Stored data
##############################

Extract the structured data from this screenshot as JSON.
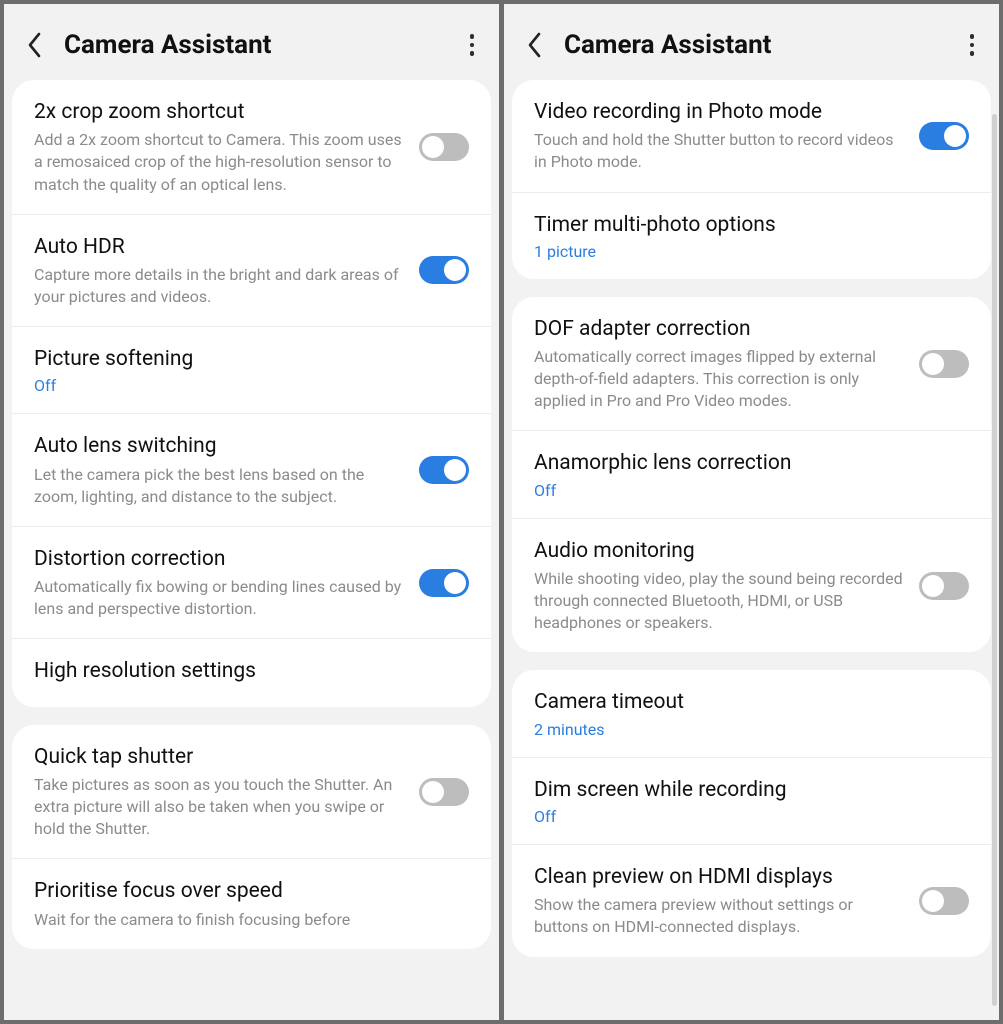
{
  "accent": "#2a7de1",
  "left": {
    "title": "Camera Assistant",
    "groups": [
      {
        "rows": [
          {
            "title": "2x crop zoom shortcut",
            "sub": "Add a 2x zoom shortcut to Camera. This zoom uses a remosaiced crop of the high-resolution sensor to match the quality of an optical lens.",
            "toggle": "off"
          },
          {
            "title": "Auto HDR",
            "sub": "Capture more details in the bright and dark areas of your pictures and videos.",
            "toggle": "on"
          },
          {
            "title": "Picture softening",
            "value": "Off"
          },
          {
            "title": "Auto lens switching",
            "sub": "Let the camera pick the best lens based on the zoom, lighting, and distance to the subject.",
            "toggle": "on"
          },
          {
            "title": "Distortion correction",
            "sub": "Automatically fix bowing or bending lines caused by lens and perspective distortion.",
            "toggle": "on"
          },
          {
            "title": "High resolution settings"
          }
        ]
      },
      {
        "rows": [
          {
            "title": "Quick tap shutter",
            "sub": "Take pictures as soon as you touch the Shutter. An extra picture will also be taken when you swipe or hold the Shutter.",
            "toggle": "off"
          },
          {
            "title": "Prioritise focus over speed",
            "sub": "Wait for the camera to finish focusing before"
          }
        ]
      }
    ]
  },
  "right": {
    "title": "Camera Assistant",
    "groups": [
      {
        "rows": [
          {
            "title": "Video recording in Photo mode",
            "sub": "Touch and hold the Shutter button to record videos in Photo mode.",
            "toggle": "on"
          },
          {
            "title": "Timer multi-photo options",
            "value": "1 picture"
          }
        ]
      },
      {
        "rows": [
          {
            "title": "DOF adapter correction",
            "sub": "Automatically correct images flipped by external depth-of-field adapters. This correction is only applied in Pro and Pro Video modes.",
            "toggle": "off"
          },
          {
            "title": "Anamorphic lens correction",
            "value": "Off"
          },
          {
            "title": "Audio monitoring",
            "sub": "While shooting video, play the sound being recorded through connected Bluetooth, HDMI, or USB headphones or speakers.",
            "toggle": "off"
          }
        ]
      },
      {
        "rows": [
          {
            "title": "Camera timeout",
            "value": "2 minutes"
          },
          {
            "title": "Dim screen while recording",
            "value": "Off"
          },
          {
            "title": "Clean preview on HDMI displays",
            "sub": "Show the camera preview without settings or buttons on HDMI-connected displays.",
            "toggle": "off"
          }
        ]
      }
    ]
  }
}
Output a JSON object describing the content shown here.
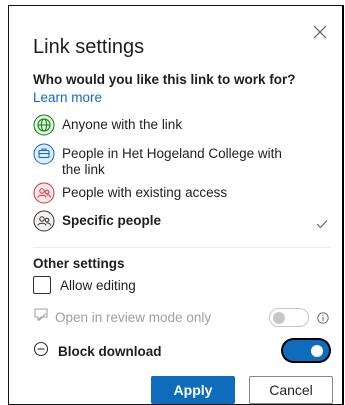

##############################

Instruction => Pick out every line holding the string "resolution" and return it.

Problem solution =>
            "sub": "Add a 2x zoom shortcut to Camera. This zoom uses a remosaiced crop of the high-resolution sensor to match the quality of an optical lens.",
            "title": "High resolution settings"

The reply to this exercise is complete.